-- What you need to do --
Reproduce the data below verbatim, keeping every line and every box value unchanged.

-- Records for the task --
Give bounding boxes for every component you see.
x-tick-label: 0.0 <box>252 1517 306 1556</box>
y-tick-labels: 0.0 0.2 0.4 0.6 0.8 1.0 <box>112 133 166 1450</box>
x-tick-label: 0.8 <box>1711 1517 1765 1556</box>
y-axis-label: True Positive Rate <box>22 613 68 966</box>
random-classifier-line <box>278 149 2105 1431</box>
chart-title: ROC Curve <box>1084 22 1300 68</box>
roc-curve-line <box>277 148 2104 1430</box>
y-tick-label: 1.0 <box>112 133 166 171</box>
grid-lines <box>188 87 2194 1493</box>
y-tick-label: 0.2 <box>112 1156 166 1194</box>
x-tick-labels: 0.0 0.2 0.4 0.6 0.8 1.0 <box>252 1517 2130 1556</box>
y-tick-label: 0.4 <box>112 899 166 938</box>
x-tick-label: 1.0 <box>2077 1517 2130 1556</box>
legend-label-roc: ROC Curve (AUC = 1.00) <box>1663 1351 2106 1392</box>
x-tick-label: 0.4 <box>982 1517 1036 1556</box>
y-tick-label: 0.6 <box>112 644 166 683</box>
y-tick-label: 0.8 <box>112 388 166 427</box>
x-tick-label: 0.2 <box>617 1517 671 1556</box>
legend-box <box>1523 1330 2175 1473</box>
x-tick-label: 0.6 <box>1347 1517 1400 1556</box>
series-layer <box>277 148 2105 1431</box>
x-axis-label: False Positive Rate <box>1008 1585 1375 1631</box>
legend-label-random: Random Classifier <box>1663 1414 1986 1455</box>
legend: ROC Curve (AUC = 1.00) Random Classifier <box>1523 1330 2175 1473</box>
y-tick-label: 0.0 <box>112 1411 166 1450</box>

-- Exercise solution --
Give bounding boxes for every component you see.
x-tick-label: 0.0 <box>252 1517 306 1556</box>
y-tick-labels: 0.0 0.2 0.4 0.6 0.8 1.0 <box>112 133 166 1450</box>
x-tick-label: 0.8 <box>1711 1517 1765 1556</box>
y-axis-label: True Positive Rate <box>22 613 68 966</box>
random-classifier-line <box>278 149 2105 1431</box>
chart-title: ROC Curve <box>1084 22 1300 68</box>
roc-curve-line <box>277 148 2104 1430</box>
y-tick-label: 1.0 <box>112 133 166 171</box>
grid-lines <box>188 87 2194 1493</box>
y-tick-label: 0.2 <box>112 1156 166 1194</box>
x-tick-labels: 0.0 0.2 0.4 0.6 0.8 1.0 <box>252 1517 2130 1556</box>
y-tick-label: 0.4 <box>112 899 166 938</box>
x-tick-label: 1.0 <box>2077 1517 2130 1556</box>
legend-label-roc: ROC Curve (AUC = 1.00) <box>1663 1351 2106 1392</box>
x-tick-label: 0.4 <box>982 1517 1036 1556</box>
y-tick-label: 0.6 <box>112 644 166 683</box>
y-tick-label: 0.8 <box>112 388 166 427</box>
x-tick-label: 0.2 <box>617 1517 671 1556</box>
legend-box <box>1523 1330 2175 1473</box>
x-tick-label: 0.6 <box>1347 1517 1400 1556</box>
series-layer <box>277 148 2105 1431</box>
x-axis-label: False Positive Rate <box>1008 1585 1375 1631</box>
legend-label-random: Random Classifier <box>1663 1414 1986 1455</box>
legend: ROC Curve (AUC = 1.00) Random Classifier <box>1523 1330 2175 1473</box>
y-tick-label: 0.0 <box>112 1411 166 1450</box>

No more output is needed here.